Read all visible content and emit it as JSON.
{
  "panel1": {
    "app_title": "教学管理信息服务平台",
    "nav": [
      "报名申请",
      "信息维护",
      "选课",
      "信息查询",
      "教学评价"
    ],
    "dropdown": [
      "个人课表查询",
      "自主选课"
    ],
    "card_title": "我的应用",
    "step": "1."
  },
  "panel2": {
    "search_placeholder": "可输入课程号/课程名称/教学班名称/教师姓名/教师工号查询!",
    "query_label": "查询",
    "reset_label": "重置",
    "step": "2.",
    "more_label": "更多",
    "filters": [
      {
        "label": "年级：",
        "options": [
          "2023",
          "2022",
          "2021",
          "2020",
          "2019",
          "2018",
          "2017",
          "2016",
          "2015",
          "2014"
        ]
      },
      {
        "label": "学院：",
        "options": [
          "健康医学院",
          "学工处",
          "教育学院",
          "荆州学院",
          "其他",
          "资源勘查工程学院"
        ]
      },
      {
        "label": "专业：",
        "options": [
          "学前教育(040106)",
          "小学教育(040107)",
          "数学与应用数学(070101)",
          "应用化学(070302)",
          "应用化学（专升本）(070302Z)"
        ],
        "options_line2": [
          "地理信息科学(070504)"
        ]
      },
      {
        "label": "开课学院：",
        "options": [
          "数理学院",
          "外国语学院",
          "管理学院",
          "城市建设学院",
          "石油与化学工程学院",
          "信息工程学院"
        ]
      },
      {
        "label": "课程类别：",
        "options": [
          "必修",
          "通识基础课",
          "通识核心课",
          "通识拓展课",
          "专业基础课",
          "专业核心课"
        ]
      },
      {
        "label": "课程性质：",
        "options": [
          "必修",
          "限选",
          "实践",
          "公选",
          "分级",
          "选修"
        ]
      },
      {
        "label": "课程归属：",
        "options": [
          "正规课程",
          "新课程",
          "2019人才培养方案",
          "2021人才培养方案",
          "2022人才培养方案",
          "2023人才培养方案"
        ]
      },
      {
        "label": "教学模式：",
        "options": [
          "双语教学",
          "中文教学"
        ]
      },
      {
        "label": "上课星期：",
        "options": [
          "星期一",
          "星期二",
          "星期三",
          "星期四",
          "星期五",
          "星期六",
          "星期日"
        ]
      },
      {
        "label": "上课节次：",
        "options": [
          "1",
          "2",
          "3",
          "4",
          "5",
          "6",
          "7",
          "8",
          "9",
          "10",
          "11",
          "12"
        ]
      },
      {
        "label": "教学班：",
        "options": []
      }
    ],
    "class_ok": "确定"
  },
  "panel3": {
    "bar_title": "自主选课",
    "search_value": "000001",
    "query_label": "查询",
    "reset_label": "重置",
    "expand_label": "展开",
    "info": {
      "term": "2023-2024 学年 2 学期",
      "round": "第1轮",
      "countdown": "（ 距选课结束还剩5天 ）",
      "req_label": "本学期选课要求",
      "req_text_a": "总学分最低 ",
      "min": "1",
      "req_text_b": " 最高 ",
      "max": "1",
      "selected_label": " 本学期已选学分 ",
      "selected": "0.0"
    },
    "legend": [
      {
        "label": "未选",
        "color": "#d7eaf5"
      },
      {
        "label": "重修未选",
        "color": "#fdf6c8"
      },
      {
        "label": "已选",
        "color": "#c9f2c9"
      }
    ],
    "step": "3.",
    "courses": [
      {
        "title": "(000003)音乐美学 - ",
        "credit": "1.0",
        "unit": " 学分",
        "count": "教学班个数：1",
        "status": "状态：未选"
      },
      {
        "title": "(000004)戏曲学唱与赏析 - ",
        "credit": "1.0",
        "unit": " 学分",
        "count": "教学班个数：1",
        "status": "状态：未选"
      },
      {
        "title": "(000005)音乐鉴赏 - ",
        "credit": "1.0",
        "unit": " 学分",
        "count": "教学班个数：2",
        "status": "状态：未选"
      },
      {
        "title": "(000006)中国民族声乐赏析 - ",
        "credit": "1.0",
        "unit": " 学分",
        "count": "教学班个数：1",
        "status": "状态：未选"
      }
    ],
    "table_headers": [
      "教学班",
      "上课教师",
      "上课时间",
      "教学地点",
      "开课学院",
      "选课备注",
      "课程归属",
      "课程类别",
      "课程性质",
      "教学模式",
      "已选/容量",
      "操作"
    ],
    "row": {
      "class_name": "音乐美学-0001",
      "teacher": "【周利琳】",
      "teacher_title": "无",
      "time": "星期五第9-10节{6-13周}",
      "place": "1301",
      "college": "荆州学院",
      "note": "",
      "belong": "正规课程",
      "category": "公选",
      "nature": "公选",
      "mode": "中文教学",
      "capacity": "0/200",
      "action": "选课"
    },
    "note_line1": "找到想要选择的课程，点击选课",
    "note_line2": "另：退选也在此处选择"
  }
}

========

> What to do
Extract each line from the listing above, please, and repeat it exactly.

> Task result
Read all visible content and emit it as JSON.
{
  "panel1": {
    "app_title": "教学管理信息服务平台",
    "nav": [
      "报名申请",
      "信息维护",
      "选课",
      "信息查询",
      "教学评价"
    ],
    "dropdown": [
      "个人课表查询",
      "自主选课"
    ],
    "card_title": "我的应用",
    "step": "1."
  },
  "panel2": {
    "search_placeholder": "可输入课程号/课程名称/教学班名称/教师姓名/教师工号查询!",
    "query_label": "查询",
    "reset_label": "重置",
    "step": "2.",
    "more_label": "更多",
    "filters": [
      {
        "label": "年级：",
        "options": [
          "2023",
          "2022",
          "2021",
          "2020",
          "2019",
          "2018",
          "2017",
          "2016",
          "2015",
          "2014"
        ]
      },
      {
        "label": "学院：",
        "options": [
          "健康医学院",
          "学工处",
          "教育学院",
          "荆州学院",
          "其他",
          "资源勘查工程学院"
        ]
      },
      {
        "label": "专业：",
        "options": [
          "学前教育(040106)",
          "小学教育(040107)",
          "数学与应用数学(070101)",
          "应用化学(070302)",
          "应用化学（专升本）(070302Z)"
        ],
        "options_line2": [
          "地理信息科学(070504)"
        ]
      },
      {
        "label": "开课学院：",
        "options": [
          "数理学院",
          "外国语学院",
          "管理学院",
          "城市建设学院",
          "石油与化学工程学院",
          "信息工程学院"
        ]
      },
      {
        "label": "课程类别：",
        "options": [
          "必修",
          "通识基础课",
          "通识核心课",
          "通识拓展课",
          "专业基础课",
          "专业核心课"
        ]
      },
      {
        "label": "课程性质：",
        "options": [
          "必修",
          "限选",
          "实践",
          "公选",
          "分级",
          "选修"
        ]
      },
      {
        "label": "课程归属：",
        "options": [
          "正规课程",
          "新课程",
          "2019人才培养方案",
          "2021人才培养方案",
          "2022人才培养方案",
          "2023人才培养方案"
        ]
      },
      {
        "label": "教学模式：",
        "options": [
          "双语教学",
          "中文教学"
        ]
      },
      {
        "label": "上课星期：",
        "options": [
          "星期一",
          "星期二",
          "星期三",
          "星期四",
          "星期五",
          "星期六",
          "星期日"
        ]
      },
      {
        "label": "上课节次：",
        "options": [
          "1",
          "2",
          "3",
          "4",
          "5",
          "6",
          "7",
          "8",
          "9",
          "10",
          "11",
          "12"
        ]
      },
      {
        "label": "教学班：",
        "options": []
      }
    ],
    "class_ok": "确定"
  },
  "panel3": {
    "bar_title": "自主选课",
    "search_value": "000001",
    "query_label": "查询",
    "reset_label": "重置",
    "expand_label": "展开",
    "info": {
      "term": "2023-2024 学年 2 学期",
      "round": "第1轮",
      "countdown": "（ 距选课结束还剩5天 ）",
      "req_label": "本学期选课要求",
      "req_text_a": "总学分最低 ",
      "min": "1",
      "req_text_b": " 最高 ",
      "max": "1",
      "selected_label": " 本学期已选学分 ",
      "selected": "0.0"
    },
    "legend": [
      {
        "label": "未选",
        "color": "#d7eaf5"
      },
      {
        "label": "重修未选",
        "color": "#fdf6c8"
      },
      {
        "label": "已选",
        "color": "#c9f2c9"
      }
    ],
    "step": "3.",
    "courses": [
      {
        "title": "(000003)音乐美学 - ",
        "credit": "1.0",
        "unit": " 学分",
        "count": "教学班个数：1",
        "status": "状态：未选"
      },
      {
        "title": "(000004)戏曲学唱与赏析 - ",
        "credit": "1.0",
        "unit": " 学分",
        "count": "教学班个数：1",
        "status": "状态：未选"
      },
      {
        "title": "(000005)音乐鉴赏 - ",
        "credit": "1.0",
        "unit": " 学分",
        "count": "教学班个数：2",
        "status": "状态：未选"
      },
      {
        "title": "(000006)中国民族声乐赏析 - ",
        "credit": "1.0",
        "unit": " 学分",
        "count": "教学班个数：1",
        "status": "状态：未选"
      }
    ],
    "table_headers": [
      "教学班",
      "上课教师",
      "上课时间",
      "教学地点",
      "开课学院",
      "选课备注",
      "课程归属",
      "课程类别",
      "课程性质",
      "教学模式",
      "已选/容量",
      "操作"
    ],
    "row": {
      "class_name": "音乐美学-0001",
      "teacher": "【周利琳】",
      "teacher_title": "无",
      "time": "星期五第9-10节{6-13周}",
      "place": "1301",
      "college": "荆州学院",
      "note": "",
      "belong": "正规课程",
      "category": "公选",
      "nature": "公选",
      "mode": "中文教学",
      "capacity": "0/200",
      "action": "选课"
    },
    "note_line1": "找到想要选择的课程，点击选课",
    "note_line2": "另：退选也在此处选择"
  }
}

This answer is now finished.